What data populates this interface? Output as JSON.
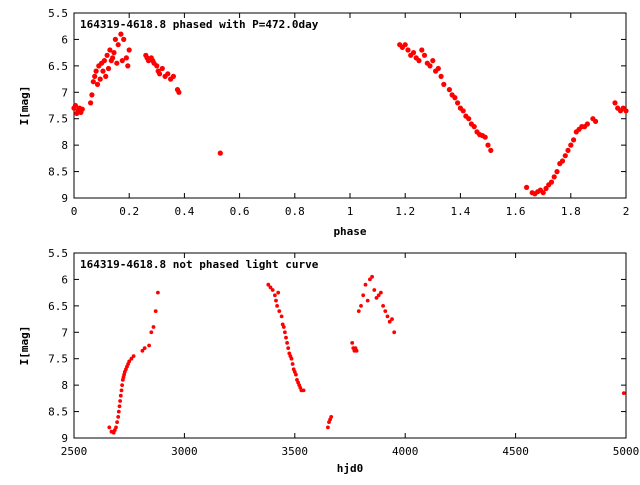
{
  "chart_data": [
    {
      "type": "scatter",
      "title": "164319-4618.8 phased with P=472.0day",
      "xlabel": "phase",
      "ylabel": "I[mag]",
      "xlim": [
        0,
        2
      ],
      "ylim": [
        5.5,
        9
      ],
      "y_inverted": true,
      "x_ticks": [
        "0",
        "0.2",
        "0.4",
        "0.6",
        "0.8",
        "1",
        "1.2",
        "1.4",
        "1.6",
        "1.8",
        "2"
      ],
      "y_ticks": [
        "5.5",
        "6",
        "6.5",
        "7",
        "7.5",
        "8",
        "8.5",
        "9"
      ],
      "marker_color": "#ff0000",
      "grid": false,
      "series": [
        {
          "x": [
            0.0,
            0.005,
            0.01,
            0.015,
            0.02,
            0.025,
            0.03,
            0.06,
            0.065,
            0.07,
            0.075,
            0.08,
            0.085,
            0.09,
            0.095,
            0.1,
            0.105,
            0.11,
            0.115,
            0.12,
            0.125,
            0.13,
            0.135,
            0.14,
            0.145,
            0.15,
            0.155,
            0.16,
            0.17,
            0.175,
            0.18,
            0.19,
            0.195,
            0.2,
            0.26,
            0.265,
            0.27,
            0.28,
            0.285,
            0.29,
            0.3,
            0.305,
            0.31,
            0.32,
            0.33,
            0.34,
            0.35,
            0.36,
            0.375,
            0.38,
            0.53,
            1.18,
            1.19,
            1.2,
            1.21,
            1.22,
            1.23,
            1.24,
            1.25,
            1.26,
            1.27,
            1.28,
            1.29,
            1.3,
            1.31,
            1.32,
            1.33,
            1.34,
            1.36,
            1.37,
            1.38,
            1.39,
            1.4,
            1.41,
            1.42,
            1.43,
            1.44,
            1.45,
            1.46,
            1.47,
            1.48,
            1.49,
            1.5,
            1.51,
            1.64,
            1.66,
            1.67,
            1.68,
            1.69,
            1.7,
            1.71,
            1.72,
            1.73,
            1.74,
            1.75,
            1.76,
            1.77,
            1.78,
            1.79,
            1.8,
            1.81,
            1.82,
            1.83,
            1.84,
            1.85,
            1.86,
            1.88,
            1.89,
            1.96,
            1.97,
            1.98,
            1.99,
            2.0
          ],
          "y": [
            7.3,
            7.25,
            7.4,
            7.35,
            7.3,
            7.38,
            7.32,
            7.2,
            7.05,
            6.8,
            6.7,
            6.6,
            6.85,
            6.5,
            6.75,
            6.45,
            6.6,
            6.4,
            6.7,
            6.3,
            6.55,
            6.2,
            6.4,
            6.35,
            6.25,
            6.0,
            6.45,
            6.1,
            5.9,
            6.4,
            6.0,
            6.35,
            6.5,
            6.2,
            6.3,
            6.35,
            6.4,
            6.35,
            6.4,
            6.45,
            6.5,
            6.6,
            6.65,
            6.55,
            6.7,
            6.65,
            6.75,
            6.7,
            6.95,
            7.0,
            8.15,
            6.1,
            6.15,
            6.1,
            6.2,
            6.3,
            6.25,
            6.35,
            6.4,
            6.2,
            6.3,
            6.45,
            6.5,
            6.4,
            6.6,
            6.55,
            6.7,
            6.85,
            6.95,
            7.05,
            7.1,
            7.2,
            7.3,
            7.35,
            7.45,
            7.5,
            7.6,
            7.65,
            7.75,
            7.8,
            7.82,
            7.85,
            8.0,
            8.1,
            8.8,
            8.9,
            8.92,
            8.88,
            8.85,
            8.9,
            8.82,
            8.75,
            8.7,
            8.6,
            8.5,
            8.35,
            8.3,
            8.2,
            8.1,
            8.0,
            7.9,
            7.75,
            7.7,
            7.65,
            7.65,
            7.6,
            7.5,
            7.55,
            7.2,
            7.3,
            7.35,
            7.3,
            7.35
          ]
        }
      ]
    },
    {
      "type": "scatter",
      "title": "164319-4618.8 not phased light curve",
      "xlabel": "hjd0",
      "ylabel": "I[mag]",
      "xlim": [
        2500,
        5000
      ],
      "ylim": [
        5.5,
        9
      ],
      "y_inverted": true,
      "x_ticks": [
        "2500",
        "3000",
        "3500",
        "4000",
        "4500",
        "5000"
      ],
      "y_ticks": [
        "5.5",
        "6",
        "6.5",
        "7",
        "7.5",
        "8",
        "8.5",
        "9"
      ],
      "marker_color": "#ff0000",
      "grid": false,
      "series": [
        {
          "x": [
            2660,
            2670,
            2680,
            2685,
            2690,
            2695,
            2700,
            2703,
            2706,
            2709,
            2712,
            2715,
            2718,
            2721,
            2724,
            2727,
            2730,
            2735,
            2740,
            2745,
            2750,
            2760,
            2770,
            2810,
            2820,
            2840,
            2850,
            2860,
            2870,
            2880,
            3380,
            3390,
            3400,
            3410,
            3415,
            3420,
            3425,
            3430,
            3440,
            3445,
            3450,
            3455,
            3460,
            3465,
            3470,
            3475,
            3480,
            3485,
            3490,
            3495,
            3500,
            3505,
            3510,
            3515,
            3520,
            3525,
            3530,
            3540,
            3650,
            3655,
            3660,
            3665,
            3760,
            3765,
            3770,
            3775,
            3780,
            3790,
            3800,
            3810,
            3820,
            3830,
            3840,
            3850,
            3860,
            3870,
            3880,
            3890,
            3900,
            3910,
            3920,
            3930,
            3940,
            3950,
            4990
          ],
          "y": [
            8.8,
            8.88,
            8.9,
            8.85,
            8.8,
            8.7,
            8.6,
            8.5,
            8.4,
            8.3,
            8.2,
            8.1,
            8.0,
            7.9,
            7.85,
            7.8,
            7.75,
            7.7,
            7.65,
            7.6,
            7.55,
            7.5,
            7.45,
            7.35,
            7.3,
            7.25,
            7.0,
            6.9,
            6.6,
            6.25,
            6.1,
            6.15,
            6.2,
            6.3,
            6.4,
            6.5,
            6.25,
            6.6,
            6.7,
            6.85,
            6.9,
            7.0,
            7.1,
            7.2,
            7.3,
            7.4,
            7.45,
            7.5,
            7.6,
            7.7,
            7.75,
            7.8,
            7.9,
            7.95,
            8.0,
            8.05,
            8.1,
            8.1,
            8.8,
            8.7,
            8.65,
            8.6,
            7.2,
            7.3,
            7.35,
            7.3,
            7.35,
            6.6,
            6.5,
            6.3,
            6.1,
            6.4,
            6.0,
            5.95,
            6.2,
            6.35,
            6.3,
            6.25,
            6.5,
            6.6,
            6.7,
            6.8,
            6.75,
            7.0,
            8.15
          ]
        }
      ]
    }
  ]
}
+-------+
# THE TASK
Reproduce every record above exactly, omitting the pictures.

# OUTPUT
What data populates this interface? Output as JSON.
{
  "chart_data": [
    {
      "type": "scatter",
      "title": "164319-4618.8 phased with P=472.0day",
      "xlabel": "phase",
      "ylabel": "I[mag]",
      "xlim": [
        0,
        2
      ],
      "ylim": [
        5.5,
        9
      ],
      "y_inverted": true,
      "x_ticks": [
        "0",
        "0.2",
        "0.4",
        "0.6",
        "0.8",
        "1",
        "1.2",
        "1.4",
        "1.6",
        "1.8",
        "2"
      ],
      "y_ticks": [
        "5.5",
        "6",
        "6.5",
        "7",
        "7.5",
        "8",
        "8.5",
        "9"
      ],
      "marker_color": "#ff0000",
      "grid": false,
      "series": [
        {
          "x": [
            0.0,
            0.005,
            0.01,
            0.015,
            0.02,
            0.025,
            0.03,
            0.06,
            0.065,
            0.07,
            0.075,
            0.08,
            0.085,
            0.09,
            0.095,
            0.1,
            0.105,
            0.11,
            0.115,
            0.12,
            0.125,
            0.13,
            0.135,
            0.14,
            0.145,
            0.15,
            0.155,
            0.16,
            0.17,
            0.175,
            0.18,
            0.19,
            0.195,
            0.2,
            0.26,
            0.265,
            0.27,
            0.28,
            0.285,
            0.29,
            0.3,
            0.305,
            0.31,
            0.32,
            0.33,
            0.34,
            0.35,
            0.36,
            0.375,
            0.38,
            0.53,
            1.18,
            1.19,
            1.2,
            1.21,
            1.22,
            1.23,
            1.24,
            1.25,
            1.26,
            1.27,
            1.28,
            1.29,
            1.3,
            1.31,
            1.32,
            1.33,
            1.34,
            1.36,
            1.37,
            1.38,
            1.39,
            1.4,
            1.41,
            1.42,
            1.43,
            1.44,
            1.45,
            1.46,
            1.47,
            1.48,
            1.49,
            1.5,
            1.51,
            1.64,
            1.66,
            1.67,
            1.68,
            1.69,
            1.7,
            1.71,
            1.72,
            1.73,
            1.74,
            1.75,
            1.76,
            1.77,
            1.78,
            1.79,
            1.8,
            1.81,
            1.82,
            1.83,
            1.84,
            1.85,
            1.86,
            1.88,
            1.89,
            1.96,
            1.97,
            1.98,
            1.99,
            2.0
          ],
          "y": [
            7.3,
            7.25,
            7.4,
            7.35,
            7.3,
            7.38,
            7.32,
            7.2,
            7.05,
            6.8,
            6.7,
            6.6,
            6.85,
            6.5,
            6.75,
            6.45,
            6.6,
            6.4,
            6.7,
            6.3,
            6.55,
            6.2,
            6.4,
            6.35,
            6.25,
            6.0,
            6.45,
            6.1,
            5.9,
            6.4,
            6.0,
            6.35,
            6.5,
            6.2,
            6.3,
            6.35,
            6.4,
            6.35,
            6.4,
            6.45,
            6.5,
            6.6,
            6.65,
            6.55,
            6.7,
            6.65,
            6.75,
            6.7,
            6.95,
            7.0,
            8.15,
            6.1,
            6.15,
            6.1,
            6.2,
            6.3,
            6.25,
            6.35,
            6.4,
            6.2,
            6.3,
            6.45,
            6.5,
            6.4,
            6.6,
            6.55,
            6.7,
            6.85,
            6.95,
            7.05,
            7.1,
            7.2,
            7.3,
            7.35,
            7.45,
            7.5,
            7.6,
            7.65,
            7.75,
            7.8,
            7.82,
            7.85,
            8.0,
            8.1,
            8.8,
            8.9,
            8.92,
            8.88,
            8.85,
            8.9,
            8.82,
            8.75,
            8.7,
            8.6,
            8.5,
            8.35,
            8.3,
            8.2,
            8.1,
            8.0,
            7.9,
            7.75,
            7.7,
            7.65,
            7.65,
            7.6,
            7.5,
            7.55,
            7.2,
            7.3,
            7.35,
            7.3,
            7.35
          ]
        }
      ]
    },
    {
      "type": "scatter",
      "title": "164319-4618.8 not phased light curve",
      "xlabel": "hjd0",
      "ylabel": "I[mag]",
      "xlim": [
        2500,
        5000
      ],
      "ylim": [
        5.5,
        9
      ],
      "y_inverted": true,
      "x_ticks": [
        "2500",
        "3000",
        "3500",
        "4000",
        "4500",
        "5000"
      ],
      "y_ticks": [
        "5.5",
        "6",
        "6.5",
        "7",
        "7.5",
        "8",
        "8.5",
        "9"
      ],
      "marker_color": "#ff0000",
      "grid": false,
      "series": [
        {
          "x": [
            2660,
            2670,
            2680,
            2685,
            2690,
            2695,
            2700,
            2703,
            2706,
            2709,
            2712,
            2715,
            2718,
            2721,
            2724,
            2727,
            2730,
            2735,
            2740,
            2745,
            2750,
            2760,
            2770,
            2810,
            2820,
            2840,
            2850,
            2860,
            2870,
            2880,
            3380,
            3390,
            3400,
            3410,
            3415,
            3420,
            3425,
            3430,
            3440,
            3445,
            3450,
            3455,
            3460,
            3465,
            3470,
            3475,
            3480,
            3485,
            3490,
            3495,
            3500,
            3505,
            3510,
            3515,
            3520,
            3525,
            3530,
            3540,
            3650,
            3655,
            3660,
            3665,
            3760,
            3765,
            3770,
            3775,
            3780,
            3790,
            3800,
            3810,
            3820,
            3830,
            3840,
            3850,
            3860,
            3870,
            3880,
            3890,
            3900,
            3910,
            3920,
            3930,
            3940,
            3950,
            4990
          ],
          "y": [
            8.8,
            8.88,
            8.9,
            8.85,
            8.8,
            8.7,
            8.6,
            8.5,
            8.4,
            8.3,
            8.2,
            8.1,
            8.0,
            7.9,
            7.85,
            7.8,
            7.75,
            7.7,
            7.65,
            7.6,
            7.55,
            7.5,
            7.45,
            7.35,
            7.3,
            7.25,
            7.0,
            6.9,
            6.6,
            6.25,
            6.1,
            6.15,
            6.2,
            6.3,
            6.4,
            6.5,
            6.25,
            6.6,
            6.7,
            6.85,
            6.9,
            7.0,
            7.1,
            7.2,
            7.3,
            7.4,
            7.45,
            7.5,
            7.6,
            7.7,
            7.75,
            7.8,
            7.9,
            7.95,
            8.0,
            8.05,
            8.1,
            8.1,
            8.8,
            8.7,
            8.65,
            8.6,
            7.2,
            7.3,
            7.35,
            7.3,
            7.35,
            6.6,
            6.5,
            6.3,
            6.1,
            6.4,
            6.0,
            5.95,
            6.2,
            6.35,
            6.3,
            6.25,
            6.5,
            6.6,
            6.7,
            6.8,
            6.75,
            7.0,
            8.15
          ]
        }
      ]
    }
  ]
}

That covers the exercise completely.